------ STORED DATA

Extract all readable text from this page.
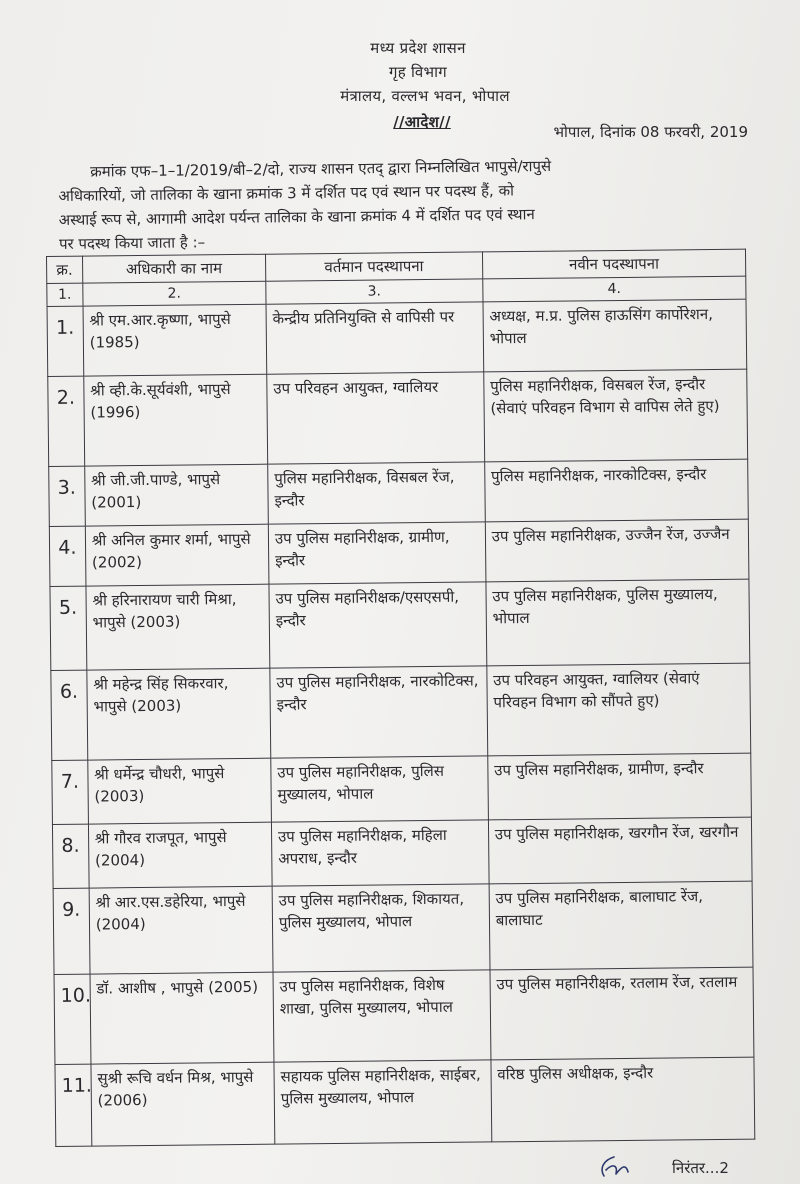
मध्य प्रदेश शासन
गृह विभाग
मंत्रालय, वल्लभ भवन, भोपाल
//आदेश//
भोपाल, दिनांक 08 फरवरी, 2019
क्रमांक एफ–1–1/2019/बी–2/दो, राज्य शासन एतद् द्वारा निम्नलिखित भापुसे/रापुसे
अधिकारियों, जो तालिका के खाना क्रमांक 3 में दर्शित पद एवं स्थान पर पदस्थ हैं, को
अस्थाई रूप से, आगामी आदेश पर्यन्त तालिका के खाना क्रमांक 4 में दर्शित पद एवं स्थान
पर पदस्थ किया जाता है :–
क्र.	अधिकारी का नाम	वर्तमान पदस्थापना	नवीन पदस्थापना
1.	2.	3.	4.
1.	श्री एम.आर.कृष्णा, भापुसे (1985)	केन्द्रीय प्रतिनियुक्ति से वापिसी पर	अध्यक्ष, म.प्र. पुलिस हाऊसिंग कार्पोरेशन, भोपाल
2.	श्री व्ही.के.सूर्यवंशी, भापुसे (1996)	उप परिवहन आयुक्त, ग्वालियर	पुलिस महानिरीक्षक, विसबल रेंज, इन्दौर (सेवाएं परिवहन विभाग से वापिस लेते हुए)
3.	श्री जी.जी.पाण्डे, भापुसे (2001)	पुलिस महानिरीक्षक, विसबल रेंज, इन्दौर	पुलिस महानिरीक्षक, नारकोटिक्स, इन्दौर
4.	श्री अनिल कुमार शर्मा, भापुसे (2002)	उप पुलिस महानिरीक्षक, ग्रामीण, इन्दौर	उप पुलिस महानिरीक्षक, उज्जैन रेंज, उज्जैन
5.	श्री हरिनारायण चारी मिश्रा, भापुसे (2003)	उप पुलिस महानिरीक्षक/एसएसपी, इन्दौर	उप पुलिस महानिरीक्षक, पुलिस मुख्यालय, भोपाल
6.	श्री महेन्द्र सिंह सिकरवार, भापुसे (2003)	उप पुलिस महानिरीक्षक, नारकोटिक्स, इन्दौर	उप परिवहन आयुक्त, ग्वालियर (सेवाएं परिवहन विभाग को सौंपते हुए)
7.	श्री धर्मेन्द्र चौधरी, भापुसे (2003)	उप पुलिस महानिरीक्षक, पुलिस मुख्यालय, भोपाल	उप पुलिस महानिरीक्षक, ग्रामीण, इन्दौर
8.	श्री गौरव राजपूत, भापुसे (2004)	उप पुलिस महानिरीक्षक, महिला अपराध, इन्दौर	उप पुलिस महानिरीक्षक, खरगौन रेंज, खरगौन
9.	श्री आर.एस.डहेरिया, भापुसे (2004)	उप पुलिस महानिरीक्षक, शिकायत, पुलिस मुख्यालय, भोपाल	उप पुलिस महानिरीक्षक, बालाघाट रेंज, बालाघाट
10.	डॉ. आशीष , भापुसे (2005)	उप पुलिस महानिरीक्षक, विशेष शाखा, पुलिस मुख्यालय, भोपाल	उप पुलिस महानिरीक्षक, रतलाम रेंज, रतलाम
11.	सुश्री रूचि वर्धन मिश्र, भापुसे (2006)	सहायक पुलिस महानिरीक्षक, साईबर, पुलिस मुख्यालय, भोपाल	वरिष्ठ पुलिस अधीक्षक, इन्दौर
निरंतर...2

------------

- _WRITTEN EXERCISE_:
Are you able to set down all the lines above exactly, without any pictures?

- _TASK ANSWER_:
Extract all readable text from this page.
मध्य प्रदेश शासन
गृह विभाग
मंत्रालय, वल्लभ भवन, भोपाल
//आदेश//
भोपाल, दिनांक 08 फरवरी, 2019
क्रमांक एफ–1–1/2019/बी–2/दो, राज्य शासन एतद् द्वारा निम्नलिखित भापुसे/रापुसे
अधिकारियों, जो तालिका के खाना क्रमांक 3 में दर्शित पद एवं स्थान पर पदस्थ हैं, को
अस्थाई रूप से, आगामी आदेश पर्यन्त तालिका के खाना क्रमांक 4 में दर्शित पद एवं स्थान
पर पदस्थ किया जाता है :–
क्र.	अधिकारी का नाम	वर्तमान पदस्थापना	नवीन पदस्थापना
1.	2.	3.	4.
1.	श्री एम.आर.कृष्णा, भापुसे (1985)	केन्द्रीय प्रतिनियुक्ति से वापिसी पर	अध्यक्ष, म.प्र. पुलिस हाऊसिंग कार्पोरेशन, भोपाल
2.	श्री व्ही.के.सूर्यवंशी, भापुसे (1996)	उप परिवहन आयुक्त, ग्वालियर	पुलिस महानिरीक्षक, विसबल रेंज, इन्दौर (सेवाएं परिवहन विभाग से वापिस लेते हुए)
3.	श्री जी.जी.पाण्डे, भापुसे (2001)	पुलिस महानिरीक्षक, विसबल रेंज, इन्दौर	पुलिस महानिरीक्षक, नारकोटिक्स, इन्दौर
4.	श्री अनिल कुमार शर्मा, भापुसे (2002)	उप पुलिस महानिरीक्षक, ग्रामीण, इन्दौर	उप पुलिस महानिरीक्षक, उज्जैन रेंज, उज्जैन
5.	श्री हरिनारायण चारी मिश्रा, भापुसे (2003)	उप पुलिस महानिरीक्षक/एसएसपी, इन्दौर	उप पुलिस महानिरीक्षक, पुलिस मुख्यालय, भोपाल
6.	श्री महेन्द्र सिंह सिकरवार, भापुसे (2003)	उप पुलिस महानिरीक्षक, नारकोटिक्स, इन्दौर	उप परिवहन आयुक्त, ग्वालियर (सेवाएं परिवहन विभाग को सौंपते हुए)
7.	श्री धर्मेन्द्र चौधरी, भापुसे (2003)	उप पुलिस महानिरीक्षक, पुलिस मुख्यालय, भोपाल	उप पुलिस महानिरीक्षक, ग्रामीण, इन्दौर
8.	श्री गौरव राजपूत, भापुसे (2004)	उप पुलिस महानिरीक्षक, महिला अपराध, इन्दौर	उप पुलिस महानिरीक्षक, खरगौन रेंज, खरगौन
9.	श्री आर.एस.डहेरिया, भापुसे (2004)	उप पुलिस महानिरीक्षक, शिकायत, पुलिस मुख्यालय, भोपाल	उप पुलिस महानिरीक्षक, बालाघाट रेंज, बालाघाट
10.	डॉ. आशीष , भापुसे (2005)	उप पुलिस महानिरीक्षक, विशेष शाखा, पुलिस मुख्यालय, भोपाल	उप पुलिस महानिरीक्षक, रतलाम रेंज, रतलाम
11.	सुश्री रूचि वर्धन मिश्र, भापुसे (2006)	सहायक पुलिस महानिरीक्षक, साईबर, पुलिस मुख्यालय, भोपाल	वरिष्ठ पुलिस अधीक्षक, इन्दौर
निरंतर...2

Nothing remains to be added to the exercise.